• TASK TO CARRY OUT: Can you output the material exactly as written, minus any pictures it holds?

• STORED ROWS:
* * *

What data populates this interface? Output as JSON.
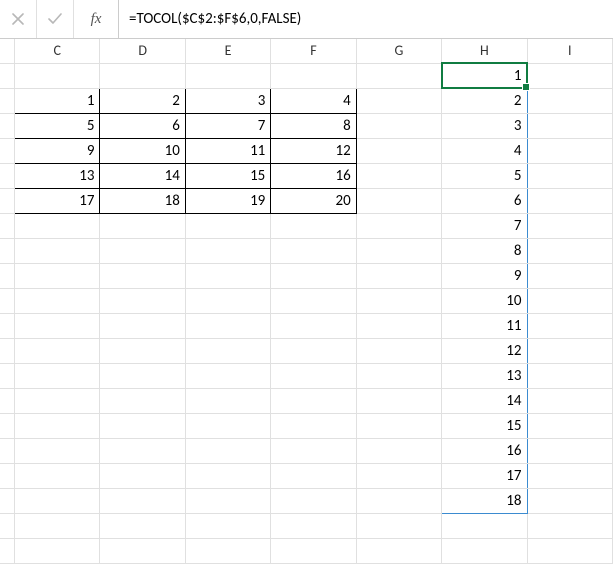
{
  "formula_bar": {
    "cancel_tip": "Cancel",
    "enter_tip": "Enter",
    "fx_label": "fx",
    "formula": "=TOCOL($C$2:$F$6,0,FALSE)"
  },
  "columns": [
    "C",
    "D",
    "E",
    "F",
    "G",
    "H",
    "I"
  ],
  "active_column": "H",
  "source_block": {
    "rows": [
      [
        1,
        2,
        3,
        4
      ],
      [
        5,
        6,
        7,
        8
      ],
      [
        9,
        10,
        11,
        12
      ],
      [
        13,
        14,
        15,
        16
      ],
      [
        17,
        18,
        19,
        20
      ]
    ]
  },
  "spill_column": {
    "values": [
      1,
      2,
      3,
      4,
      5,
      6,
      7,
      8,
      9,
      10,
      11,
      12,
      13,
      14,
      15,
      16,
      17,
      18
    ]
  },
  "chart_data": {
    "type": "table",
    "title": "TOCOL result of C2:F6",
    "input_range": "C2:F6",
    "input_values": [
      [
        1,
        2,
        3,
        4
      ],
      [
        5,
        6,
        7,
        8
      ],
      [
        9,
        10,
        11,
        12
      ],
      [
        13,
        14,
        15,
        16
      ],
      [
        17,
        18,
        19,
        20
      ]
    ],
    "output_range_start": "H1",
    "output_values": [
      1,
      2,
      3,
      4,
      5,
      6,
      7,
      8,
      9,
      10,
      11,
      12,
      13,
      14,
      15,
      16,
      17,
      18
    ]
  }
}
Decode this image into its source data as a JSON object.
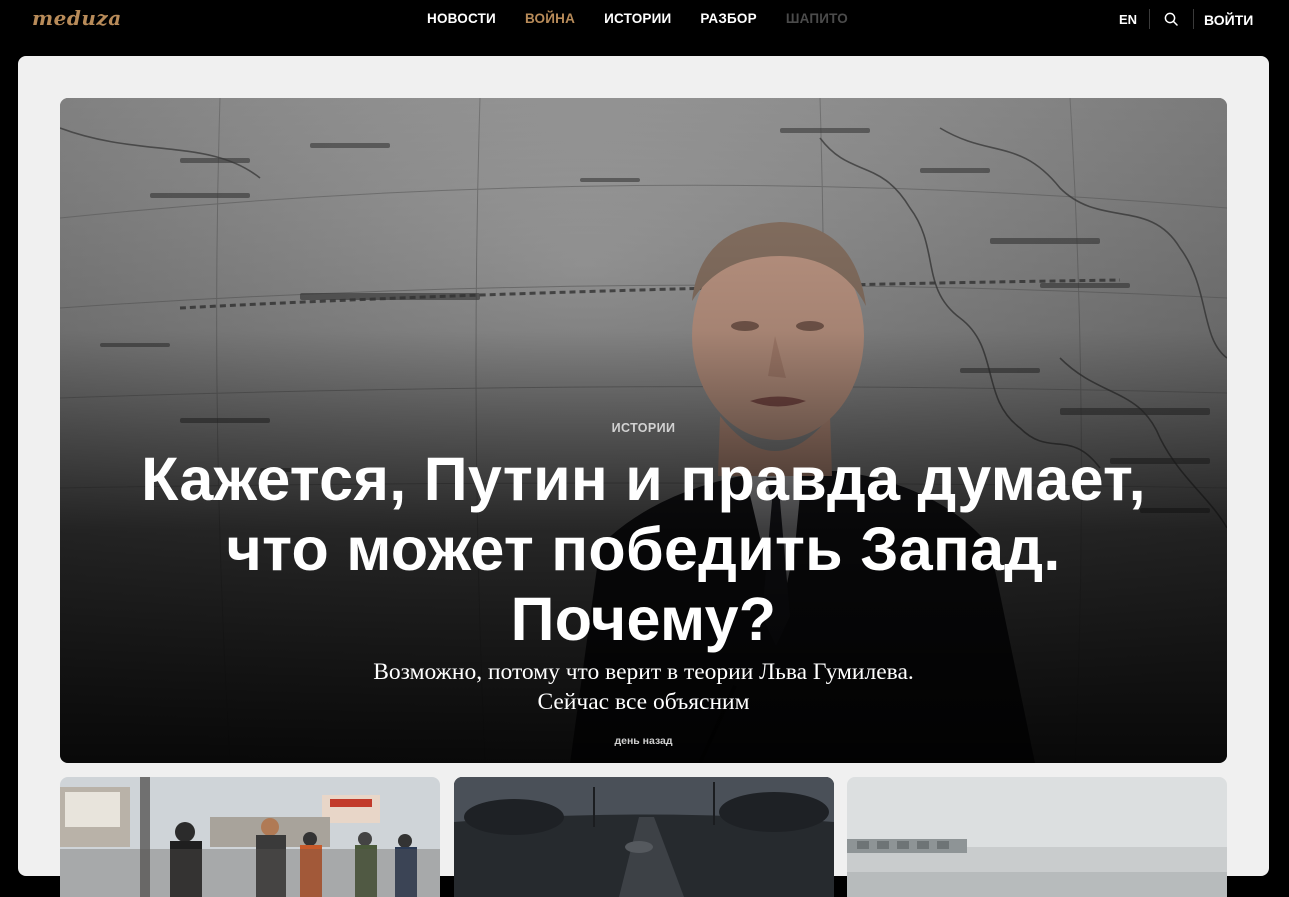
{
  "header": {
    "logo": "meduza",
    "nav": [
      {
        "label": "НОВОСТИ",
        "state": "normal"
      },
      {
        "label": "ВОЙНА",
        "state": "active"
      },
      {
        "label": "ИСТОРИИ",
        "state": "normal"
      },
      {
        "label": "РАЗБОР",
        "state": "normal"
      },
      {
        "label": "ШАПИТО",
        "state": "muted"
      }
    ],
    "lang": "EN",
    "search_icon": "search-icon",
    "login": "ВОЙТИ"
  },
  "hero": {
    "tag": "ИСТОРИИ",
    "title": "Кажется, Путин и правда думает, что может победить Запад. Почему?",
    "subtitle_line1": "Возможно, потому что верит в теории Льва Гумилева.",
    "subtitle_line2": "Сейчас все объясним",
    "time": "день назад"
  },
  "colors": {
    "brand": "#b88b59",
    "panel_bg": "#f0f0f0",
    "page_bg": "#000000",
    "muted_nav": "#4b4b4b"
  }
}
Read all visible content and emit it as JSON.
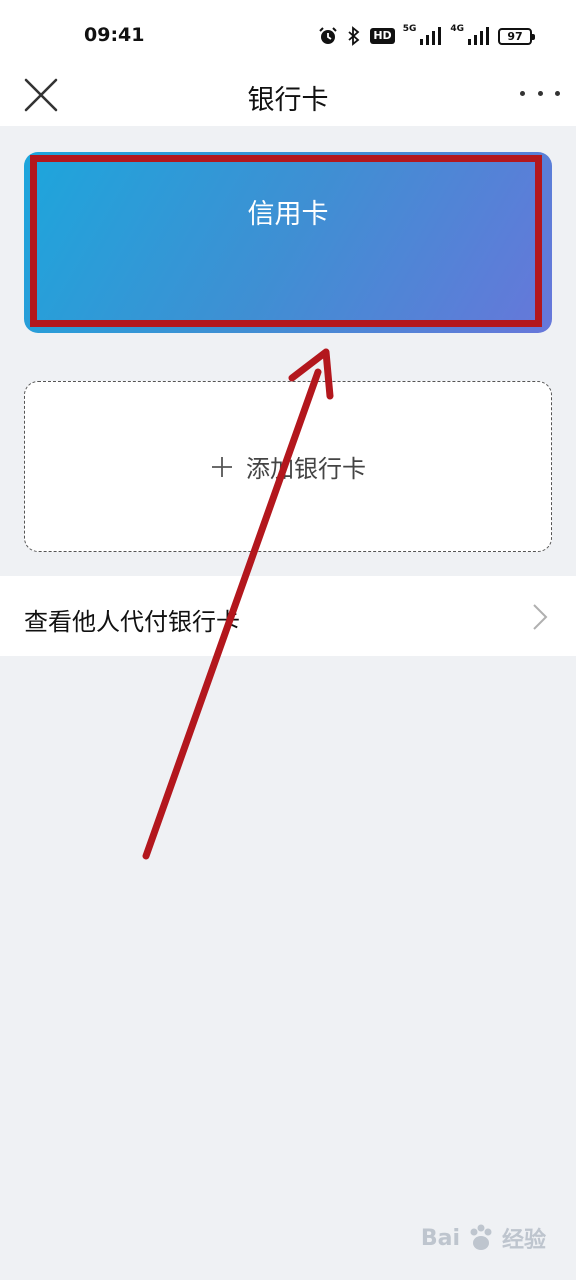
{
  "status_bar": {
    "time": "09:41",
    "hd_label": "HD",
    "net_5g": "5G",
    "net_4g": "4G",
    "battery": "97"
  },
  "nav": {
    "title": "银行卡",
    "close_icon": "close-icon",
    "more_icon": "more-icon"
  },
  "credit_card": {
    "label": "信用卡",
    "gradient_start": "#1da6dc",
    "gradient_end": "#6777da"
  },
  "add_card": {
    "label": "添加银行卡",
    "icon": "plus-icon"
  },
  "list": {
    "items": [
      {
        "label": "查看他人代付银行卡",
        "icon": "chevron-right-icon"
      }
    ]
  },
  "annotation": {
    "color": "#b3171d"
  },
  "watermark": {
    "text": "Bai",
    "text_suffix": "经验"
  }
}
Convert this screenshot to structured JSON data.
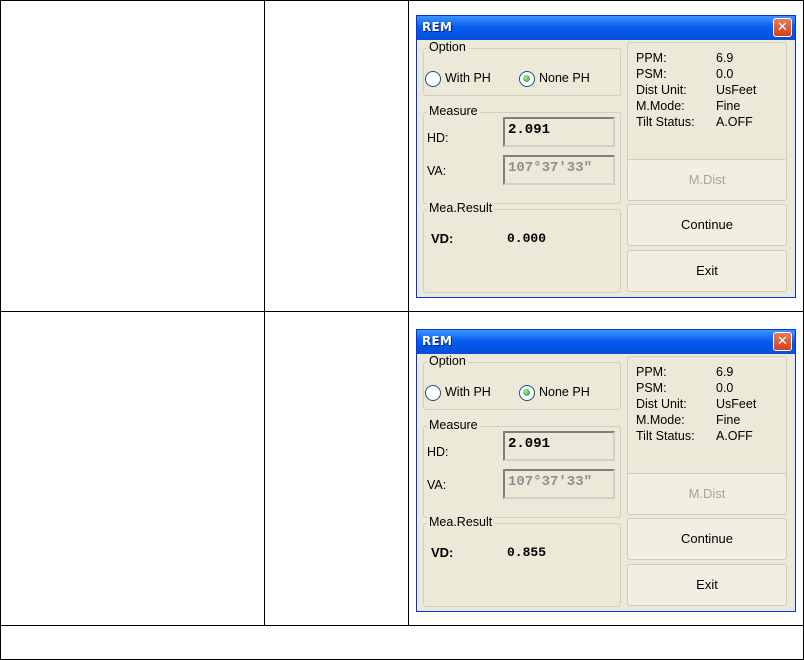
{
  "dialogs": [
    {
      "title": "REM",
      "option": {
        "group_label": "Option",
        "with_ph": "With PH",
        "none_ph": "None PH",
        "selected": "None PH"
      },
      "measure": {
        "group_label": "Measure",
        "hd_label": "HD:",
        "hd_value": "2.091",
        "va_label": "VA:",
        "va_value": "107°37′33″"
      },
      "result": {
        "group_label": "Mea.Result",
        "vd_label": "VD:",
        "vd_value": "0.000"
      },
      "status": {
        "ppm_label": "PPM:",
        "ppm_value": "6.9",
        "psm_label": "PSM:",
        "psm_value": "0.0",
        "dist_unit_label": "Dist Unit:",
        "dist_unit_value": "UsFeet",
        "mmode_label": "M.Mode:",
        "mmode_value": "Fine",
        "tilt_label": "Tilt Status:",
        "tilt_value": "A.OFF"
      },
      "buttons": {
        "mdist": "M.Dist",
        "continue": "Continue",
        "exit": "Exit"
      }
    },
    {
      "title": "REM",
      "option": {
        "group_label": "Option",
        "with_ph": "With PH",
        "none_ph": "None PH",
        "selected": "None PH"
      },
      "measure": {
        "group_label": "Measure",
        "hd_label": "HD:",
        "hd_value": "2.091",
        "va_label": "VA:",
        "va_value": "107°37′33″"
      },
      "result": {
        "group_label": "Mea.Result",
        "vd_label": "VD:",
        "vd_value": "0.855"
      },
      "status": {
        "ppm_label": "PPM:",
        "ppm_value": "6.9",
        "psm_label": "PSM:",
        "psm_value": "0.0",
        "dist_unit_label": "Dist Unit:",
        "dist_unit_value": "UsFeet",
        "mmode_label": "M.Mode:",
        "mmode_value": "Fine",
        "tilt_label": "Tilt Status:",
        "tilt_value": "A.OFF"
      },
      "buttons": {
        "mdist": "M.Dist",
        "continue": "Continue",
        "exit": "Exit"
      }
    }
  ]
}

* * *

• EXPECTED ANSWER:
What data populates this interface? Output as JSON.
{
  "formula_bar": {
    "cancel_tip": "Cancel",
    "enter_tip": "Enter",
    "fx_label": "fx",
    "formula": "=TOCOL($C$2:$F$6,0,FALSE)"
  },
  "columns": [
    "C",
    "D",
    "E",
    "F",
    "G",
    "H",
    "I"
  ],
  "active_column": "H",
  "source_block": {
    "rows": [
      [
        1,
        2,
        3,
        4
      ],
      [
        5,
        6,
        7,
        8
      ],
      [
        9,
        10,
        11,
        12
      ],
      [
        13,
        14,
        15,
        16
      ],
      [
        17,
        18,
        19,
        20
      ]
    ]
  },
  "spill_column": {
    "values": [
      1,
      2,
      3,
      4,
      5,
      6,
      7,
      8,
      9,
      10,
      11,
      12,
      13,
      14,
      15,
      16,
      17,
      18
    ]
  },
  "chart_data": {
    "type": "table",
    "title": "TOCOL result of C2:F6",
    "input_range": "C2:F6",
    "input_values": [
      [
        1,
        2,
        3,
        4
      ],
      [
        5,
        6,
        7,
        8
      ],
      [
        9,
        10,
        11,
        12
      ],
      [
        13,
        14,
        15,
        16
      ],
      [
        17,
        18,
        19,
        20
      ]
    ],
    "output_range_start": "H1",
    "output_values": [
      1,
      2,
      3,
      4,
      5,
      6,
      7,
      8,
      9,
      10,
      11,
      12,
      13,
      14,
      15,
      16,
      17,
      18
    ]
  }
}
Decode this image into its source data as a JSON object.
{
  "header": {
    "logo": "meduza",
    "nav": [
      {
        "label": "НОВОСТИ",
        "state": "normal"
      },
      {
        "label": "ВОЙНА",
        "state": "active"
      },
      {
        "label": "ИСТОРИИ",
        "state": "normal"
      },
      {
        "label": "РАЗБОР",
        "state": "normal"
      },
      {
        "label": "ШАПИТО",
        "state": "muted"
      }
    ],
    "lang": "EN",
    "search_icon": "search-icon",
    "login": "ВОЙТИ"
  },
  "hero": {
    "tag": "ИСТОРИИ",
    "title": "Кажется, Путин и правда думает, что может победить Запад. Почему?",
    "subtitle_line1": "Возможно, потому что верит в теории Льва Гумилева.",
    "subtitle_line2": "Сейчас все объясним",
    "time": "день назад"
  },
  "colors": {
    "brand": "#b88b59",
    "panel_bg": "#f0f0f0",
    "page_bg": "#000000",
    "muted_nav": "#4b4b4b"
  }
}
Read all visible content and emit it as JSON.
{
  "status_bar": {
    "time": "09:41",
    "hd_label": "HD",
    "net_5g": "5G",
    "net_4g": "4G",
    "battery": "97"
  },
  "nav": {
    "title": "银行卡",
    "close_icon": "close-icon",
    "more_icon": "more-icon"
  },
  "credit_card": {
    "label": "信用卡",
    "gradient_start": "#1da6dc",
    "gradient_end": "#6777da"
  },
  "add_card": {
    "label": "添加银行卡",
    "icon": "plus-icon"
  },
  "list": {
    "items": [
      {
        "label": "查看他人代付银行卡",
        "icon": "chevron-right-icon"
      }
    ]
  },
  "annotation": {
    "color": "#b3171d"
  },
  "watermark": {
    "text": "Bai",
    "text_suffix": "经验"
  }
}
Convert this screenshot to structured JSON data.
{
  "dialogs": [
    {
      "title": "REM",
      "option": {
        "group_label": "Option",
        "with_ph": "With PH",
        "none_ph": "None PH",
        "selected": "None PH"
      },
      "measure": {
        "group_label": "Measure",
        "hd_label": "HD:",
        "hd_value": "2.091",
        "va_label": "VA:",
        "va_value": "107°37′33″"
      },
      "result": {
        "group_label": "Mea.Result",
        "vd_label": "VD:",
        "vd_value": "0.000"
      },
      "status": {
        "ppm_label": "PPM:",
        "ppm_value": "6.9",
        "psm_label": "PSM:",
        "psm_value": "0.0",
        "dist_unit_label": "Dist Unit:",
        "dist_unit_value": "UsFeet",
        "mmode_label": "M.Mode:",
        "mmode_value": "Fine",
        "tilt_label": "Tilt Status:",
        "tilt_value": "A.OFF"
      },
      "buttons": {
        "mdist": "M.Dist",
        "continue": "Continue",
        "exit": "Exit"
      }
    },
    {
      "title": "REM",
      "option": {
        "group_label": "Option",
        "with_ph": "With PH",
        "none_ph": "None PH",
        "selected": "None PH"
      },
      "measure": {
        "group_label": "Measure",
        "hd_label": "HD:",
        "hd_value": "2.091",
        "va_label": "VA:",
        "va_value": "107°37′33″"
      },
      "result": {
        "group_label": "Mea.Result",
        "vd_label": "VD:",
        "vd_value": "0.855"
      },
      "status": {
        "ppm_label": "PPM:",
        "ppm_value": "6.9",
        "psm_label": "PSM:",
        "psm_value": "0.0",
        "dist_unit_label": "Dist Unit:",
        "dist_unit_value": "UsFeet",
        "mmode_label": "M.Mode:",
        "mmode_value": "Fine",
        "tilt_label": "Tilt Status:",
        "tilt_value": "A.OFF"
      },
      "buttons": {
        "mdist": "M.Dist",
        "continue": "Continue",
        "exit": "Exit"
      }
    }
  ]
}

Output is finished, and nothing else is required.